*What the exercise asks*: Give the entries again, word for word.

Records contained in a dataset
-=-=-=-=-

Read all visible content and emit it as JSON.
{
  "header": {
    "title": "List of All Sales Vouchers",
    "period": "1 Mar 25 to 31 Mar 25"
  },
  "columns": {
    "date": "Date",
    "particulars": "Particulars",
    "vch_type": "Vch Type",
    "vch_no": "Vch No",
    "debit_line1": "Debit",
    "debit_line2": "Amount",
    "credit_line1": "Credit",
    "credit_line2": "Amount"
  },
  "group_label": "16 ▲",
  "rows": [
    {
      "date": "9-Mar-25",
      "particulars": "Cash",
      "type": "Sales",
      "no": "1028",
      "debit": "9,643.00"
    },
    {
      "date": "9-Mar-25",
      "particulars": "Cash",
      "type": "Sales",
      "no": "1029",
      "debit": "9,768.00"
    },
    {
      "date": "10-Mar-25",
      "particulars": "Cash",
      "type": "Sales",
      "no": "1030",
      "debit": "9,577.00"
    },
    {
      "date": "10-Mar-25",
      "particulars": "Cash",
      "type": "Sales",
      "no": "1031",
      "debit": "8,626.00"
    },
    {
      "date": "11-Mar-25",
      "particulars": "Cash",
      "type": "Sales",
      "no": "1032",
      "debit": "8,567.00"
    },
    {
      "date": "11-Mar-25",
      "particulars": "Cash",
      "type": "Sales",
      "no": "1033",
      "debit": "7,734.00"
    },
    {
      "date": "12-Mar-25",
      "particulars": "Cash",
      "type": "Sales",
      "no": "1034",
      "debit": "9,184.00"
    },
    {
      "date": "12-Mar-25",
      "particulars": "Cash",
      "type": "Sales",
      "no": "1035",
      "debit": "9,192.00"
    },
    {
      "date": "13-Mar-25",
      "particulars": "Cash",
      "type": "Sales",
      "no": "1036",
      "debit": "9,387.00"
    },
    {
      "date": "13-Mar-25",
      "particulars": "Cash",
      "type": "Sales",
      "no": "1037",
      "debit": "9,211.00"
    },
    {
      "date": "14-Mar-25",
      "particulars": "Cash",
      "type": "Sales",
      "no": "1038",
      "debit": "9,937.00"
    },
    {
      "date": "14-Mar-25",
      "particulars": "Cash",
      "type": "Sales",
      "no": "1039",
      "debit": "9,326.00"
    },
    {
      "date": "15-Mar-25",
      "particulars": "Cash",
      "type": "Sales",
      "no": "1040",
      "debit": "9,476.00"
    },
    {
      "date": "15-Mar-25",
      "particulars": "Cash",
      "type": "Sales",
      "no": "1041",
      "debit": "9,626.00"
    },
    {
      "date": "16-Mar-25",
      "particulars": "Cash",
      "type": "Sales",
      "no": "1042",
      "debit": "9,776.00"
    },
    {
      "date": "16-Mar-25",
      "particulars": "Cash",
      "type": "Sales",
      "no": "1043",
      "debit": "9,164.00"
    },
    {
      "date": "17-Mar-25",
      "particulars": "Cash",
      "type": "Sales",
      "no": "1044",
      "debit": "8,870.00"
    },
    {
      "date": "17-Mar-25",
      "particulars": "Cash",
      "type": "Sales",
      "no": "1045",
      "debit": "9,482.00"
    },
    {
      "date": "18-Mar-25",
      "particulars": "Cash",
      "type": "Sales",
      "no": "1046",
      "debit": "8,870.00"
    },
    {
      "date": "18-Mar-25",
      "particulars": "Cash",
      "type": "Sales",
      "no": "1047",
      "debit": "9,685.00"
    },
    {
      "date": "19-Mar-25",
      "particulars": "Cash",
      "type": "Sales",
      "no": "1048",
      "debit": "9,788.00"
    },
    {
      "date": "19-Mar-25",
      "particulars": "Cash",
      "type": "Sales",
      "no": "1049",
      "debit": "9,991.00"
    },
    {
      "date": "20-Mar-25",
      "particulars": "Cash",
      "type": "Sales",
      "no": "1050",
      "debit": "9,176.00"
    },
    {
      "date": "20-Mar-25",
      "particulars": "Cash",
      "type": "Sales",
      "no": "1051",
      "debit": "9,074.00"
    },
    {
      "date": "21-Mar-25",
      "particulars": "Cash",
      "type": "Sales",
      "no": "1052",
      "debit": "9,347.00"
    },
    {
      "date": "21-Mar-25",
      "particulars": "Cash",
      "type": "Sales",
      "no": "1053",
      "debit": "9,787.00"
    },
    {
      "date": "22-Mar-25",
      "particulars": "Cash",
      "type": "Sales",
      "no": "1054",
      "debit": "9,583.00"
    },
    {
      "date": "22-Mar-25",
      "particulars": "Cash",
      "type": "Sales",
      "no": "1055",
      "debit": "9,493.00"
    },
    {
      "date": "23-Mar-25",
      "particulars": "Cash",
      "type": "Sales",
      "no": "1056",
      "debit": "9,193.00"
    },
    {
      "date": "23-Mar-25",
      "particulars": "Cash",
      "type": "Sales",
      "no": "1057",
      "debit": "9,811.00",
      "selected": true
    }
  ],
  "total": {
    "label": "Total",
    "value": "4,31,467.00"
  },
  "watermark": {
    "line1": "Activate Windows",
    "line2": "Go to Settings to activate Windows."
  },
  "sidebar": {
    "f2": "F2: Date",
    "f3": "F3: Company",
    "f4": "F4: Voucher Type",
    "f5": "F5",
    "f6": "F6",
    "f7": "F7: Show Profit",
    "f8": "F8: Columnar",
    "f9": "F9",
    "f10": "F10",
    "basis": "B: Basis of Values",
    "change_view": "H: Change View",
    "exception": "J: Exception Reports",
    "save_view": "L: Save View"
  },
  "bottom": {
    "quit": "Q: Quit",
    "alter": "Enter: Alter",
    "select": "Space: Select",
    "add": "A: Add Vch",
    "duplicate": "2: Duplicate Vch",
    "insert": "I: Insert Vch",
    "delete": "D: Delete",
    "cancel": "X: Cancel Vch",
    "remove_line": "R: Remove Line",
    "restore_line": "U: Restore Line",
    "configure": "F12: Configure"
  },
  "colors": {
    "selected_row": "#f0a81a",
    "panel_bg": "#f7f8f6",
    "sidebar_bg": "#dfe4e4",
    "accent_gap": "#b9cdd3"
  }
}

-=-=-=-=-

*Completed exercise*:
Read all visible content and emit it as JSON.
{
  "header": {
    "title": "List of All Sales Vouchers",
    "period": "1 Mar 25 to 31 Mar 25"
  },
  "columns": {
    "date": "Date",
    "particulars": "Particulars",
    "vch_type": "Vch Type",
    "vch_no": "Vch No",
    "debit_line1": "Debit",
    "debit_line2": "Amount",
    "credit_line1": "Credit",
    "credit_line2": "Amount"
  },
  "group_label": "16 ▲",
  "rows": [
    {
      "date": "9-Mar-25",
      "particulars": "Cash",
      "type": "Sales",
      "no": "1028",
      "debit": "9,643.00"
    },
    {
      "date": "9-Mar-25",
      "particulars": "Cash",
      "type": "Sales",
      "no": "1029",
      "debit": "9,768.00"
    },
    {
      "date": "10-Mar-25",
      "particulars": "Cash",
      "type": "Sales",
      "no": "1030",
      "debit": "9,577.00"
    },
    {
      "date": "10-Mar-25",
      "particulars": "Cash",
      "type": "Sales",
      "no": "1031",
      "debit": "8,626.00"
    },
    {
      "date": "11-Mar-25",
      "particulars": "Cash",
      "type": "Sales",
      "no": "1032",
      "debit": "8,567.00"
    },
    {
      "date": "11-Mar-25",
      "particulars": "Cash",
      "type": "Sales",
      "no": "1033",
      "debit": "7,734.00"
    },
    {
      "date": "12-Mar-25",
      "particulars": "Cash",
      "type": "Sales",
      "no": "1034",
      "debit": "9,184.00"
    },
    {
      "date": "12-Mar-25",
      "particulars": "Cash",
      "type": "Sales",
      "no": "1035",
      "debit": "9,192.00"
    },
    {
      "date": "13-Mar-25",
      "particulars": "Cash",
      "type": "Sales",
      "no": "1036",
      "debit": "9,387.00"
    },
    {
      "date": "13-Mar-25",
      "particulars": "Cash",
      "type": "Sales",
      "no": "1037",
      "debit": "9,211.00"
    },
    {
      "date": "14-Mar-25",
      "particulars": "Cash",
      "type": "Sales",
      "no": "1038",
      "debit": "9,937.00"
    },
    {
      "date": "14-Mar-25",
      "particulars": "Cash",
      "type": "Sales",
      "no": "1039",
      "debit": "9,326.00"
    },
    {
      "date": "15-Mar-25",
      "particulars": "Cash",
      "type": "Sales",
      "no": "1040",
      "debit": "9,476.00"
    },
    {
      "date": "15-Mar-25",
      "particulars": "Cash",
      "type": "Sales",
      "no": "1041",
      "debit": "9,626.00"
    },
    {
      "date": "16-Mar-25",
      "particulars": "Cash",
      "type": "Sales",
      "no": "1042",
      "debit": "9,776.00"
    },
    {
      "date": "16-Mar-25",
      "particulars": "Cash",
      "type": "Sales",
      "no": "1043",
      "debit": "9,164.00"
    },
    {
      "date": "17-Mar-25",
      "particulars": "Cash",
      "type": "Sales",
      "no": "1044",
      "debit": "8,870.00"
    },
    {
      "date": "17-Mar-25",
      "particulars": "Cash",
      "type": "Sales",
      "no": "1045",
      "debit": "9,482.00"
    },
    {
      "date": "18-Mar-25",
      "particulars": "Cash",
      "type": "Sales",
      "no": "1046",
      "debit": "8,870.00"
    },
    {
      "date": "18-Mar-25",
      "particulars": "Cash",
      "type": "Sales",
      "no": "1047",
      "debit": "9,685.00"
    },
    {
      "date": "19-Mar-25",
      "particulars": "Cash",
      "type": "Sales",
      "no": "1048",
      "debit": "9,788.00"
    },
    {
      "date": "19-Mar-25",
      "particulars": "Cash",
      "type": "Sales",
      "no": "1049",
      "debit": "9,991.00"
    },
    {
      "date": "20-Mar-25",
      "particulars": "Cash",
      "type": "Sales",
      "no": "1050",
      "debit": "9,176.00"
    },
    {
      "date": "20-Mar-25",
      "particulars": "Cash",
      "type": "Sales",
      "no": "1051",
      "debit": "9,074.00"
    },
    {
      "date": "21-Mar-25",
      "particulars": "Cash",
      "type": "Sales",
      "no": "1052",
      "debit": "9,347.00"
    },
    {
      "date": "21-Mar-25",
      "particulars": "Cash",
      "type": "Sales",
      "no": "1053",
      "debit": "9,787.00"
    },
    {
      "date": "22-Mar-25",
      "particulars": "Cash",
      "type": "Sales",
      "no": "1054",
      "debit": "9,583.00"
    },
    {
      "date": "22-Mar-25",
      "particulars": "Cash",
      "type": "Sales",
      "no": "1055",
      "debit": "9,493.00"
    },
    {
      "date": "23-Mar-25",
      "particulars": "Cash",
      "type": "Sales",
      "no": "1056",
      "debit": "9,193.00"
    },
    {
      "date": "23-Mar-25",
      "particulars": "Cash",
      "type": "Sales",
      "no": "1057",
      "debit": "9,811.00",
      "selected": true
    }
  ],
  "total": {
    "label": "Total",
    "value": "4,31,467.00"
  },
  "watermark": {
    "line1": "Activate Windows",
    "line2": "Go to Settings to activate Windows."
  },
  "sidebar": {
    "f2": "F2: Date",
    "f3": "F3: Company",
    "f4": "F4: Voucher Type",
    "f5": "F5",
    "f6": "F6",
    "f7": "F7: Show Profit",
    "f8": "F8: Columnar",
    "f9": "F9",
    "f10": "F10",
    "basis": "B: Basis of Values",
    "change_view": "H: Change View",
    "exception": "J: Exception Reports",
    "save_view": "L: Save View"
  },
  "bottom": {
    "quit": "Q: Quit",
    "alter": "Enter: Alter",
    "select": "Space: Select",
    "add": "A: Add Vch",
    "duplicate": "2: Duplicate Vch",
    "insert": "I: Insert Vch",
    "delete": "D: Delete",
    "cancel": "X: Cancel Vch",
    "remove_line": "R: Remove Line",
    "restore_line": "U: Restore Line",
    "configure": "F12: Configure"
  },
  "colors": {
    "selected_row": "#f0a81a",
    "panel_bg": "#f7f8f6",
    "sidebar_bg": "#dfe4e4",
    "accent_gap": "#b9cdd3"
  }
}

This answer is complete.